** Task details **
Write out the full listing exactly as given, minus the images.

◇ ◇ ◇ ◇ ◇

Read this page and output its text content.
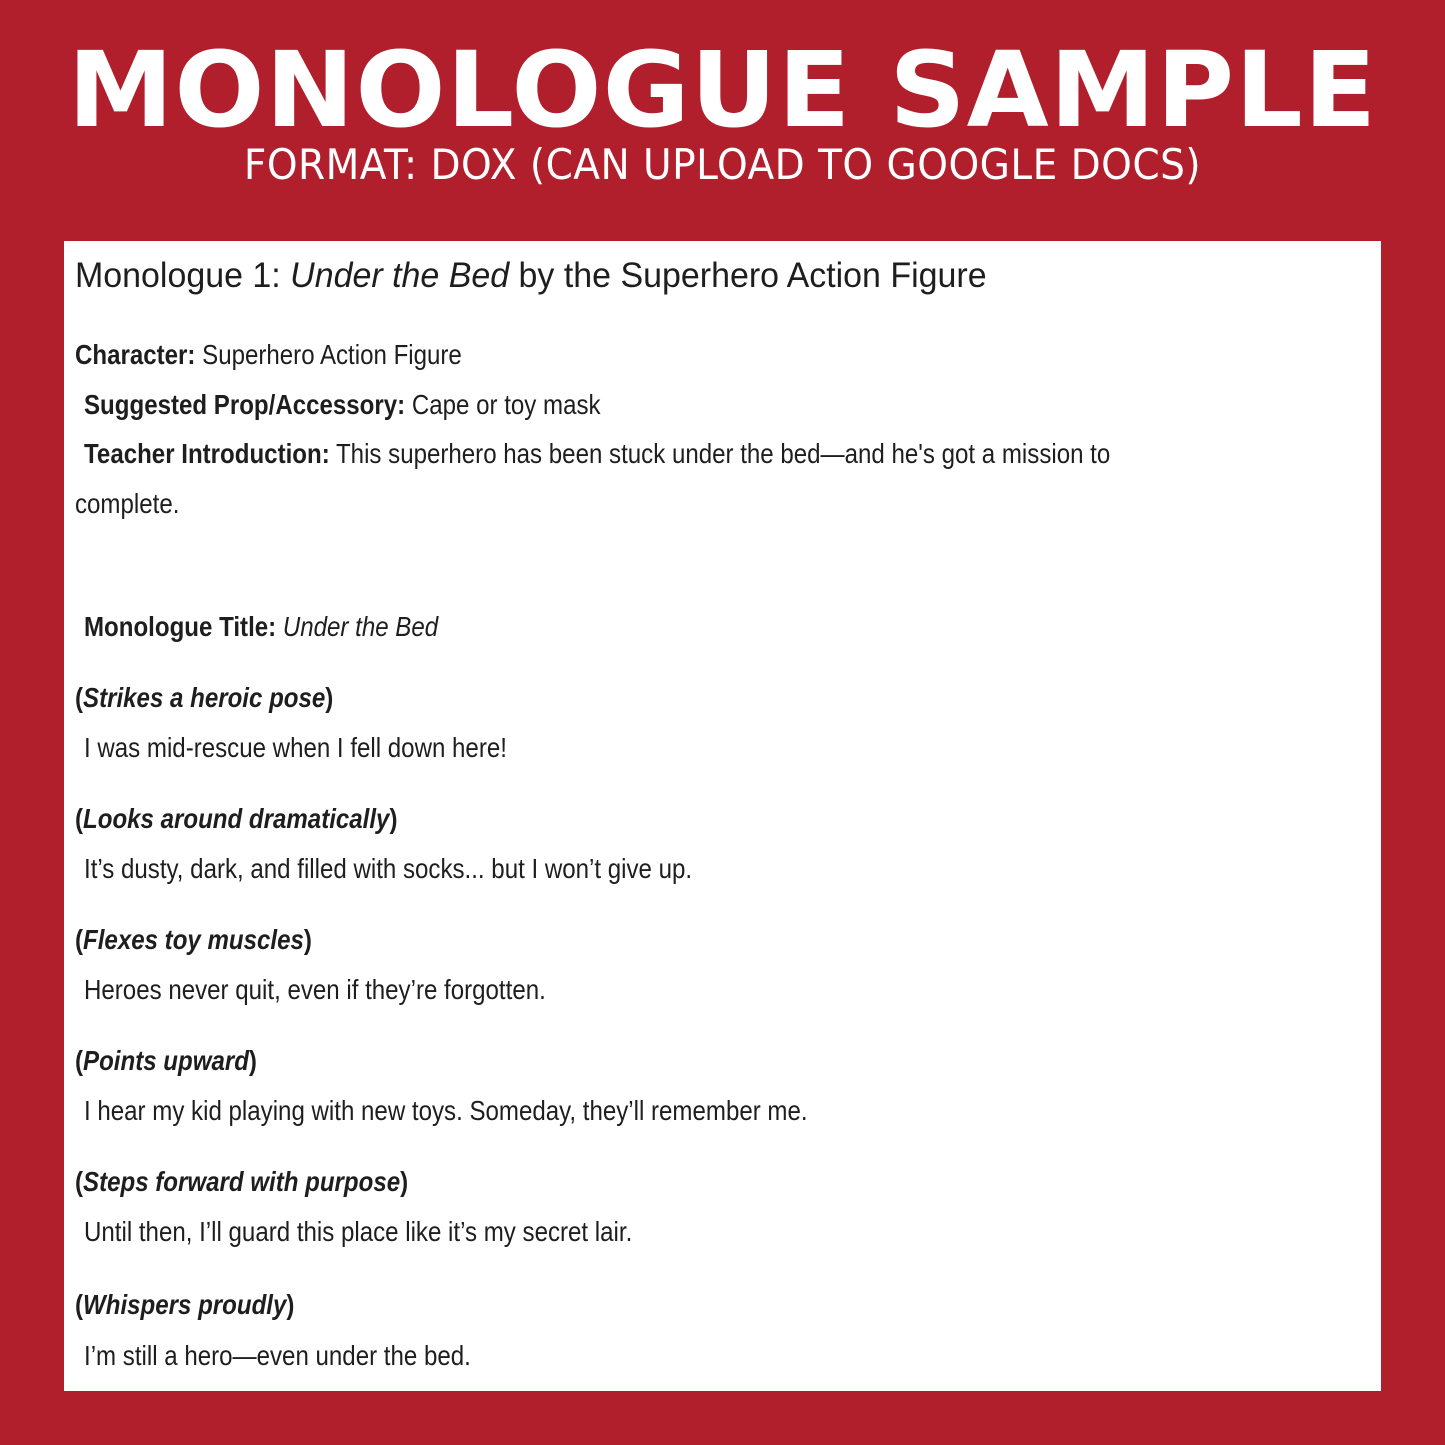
MONOLOGUE SAMPLE
FORMAT: DOX (CAN UPLOAD TO GOOGLE DOCS)
Monologue 1: Under the Bed by the Superhero Action Figure
Character: Superhero Action Figure
Suggested Prop/Accessory: Cape or toy mask
Teacher Introduction: This superhero has been stuck under the bed—and he's got a mission to
complete.
Monologue Title: Under the Bed
(Strikes a heroic pose)
I was mid-rescue when I fell down here!
(Looks around dramatically)
It’s dusty, dark, and filled with socks... but I won’t give up.
(Flexes toy muscles)
Heroes never quit, even if they’re forgotten.
(Points upward)
I hear my kid playing with new toys. Someday, they’ll remember me.
(Steps forward with purpose)
Until then, I’ll guard this place like it’s my secret lair.
(Whispers proudly)
I’m still a hero—even under the bed.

◇ ◇ ◇ ◇ ◇

** Task output **
Read this page and output its text content.
MONOLOGUE SAMPLE
FORMAT: DOX (CAN UPLOAD TO GOOGLE DOCS)
Monologue 1: Under the Bed by the Superhero Action Figure
Character: Superhero Action Figure
Suggested Prop/Accessory: Cape or toy mask
Teacher Introduction: This superhero has been stuck under the bed—and he's got a mission to
complete.
Monologue Title: Under the Bed
(Strikes a heroic pose)
I was mid-rescue when I fell down here!
(Looks around dramatically)
It’s dusty, dark, and filled with socks... but I won’t give up.
(Flexes toy muscles)
Heroes never quit, even if they’re forgotten.
(Points upward)
I hear my kid playing with new toys. Someday, they’ll remember me.
(Steps forward with purpose)
Until then, I’ll guard this place like it’s my secret lair.
(Whispers proudly)
I’m still a hero—even under the bed.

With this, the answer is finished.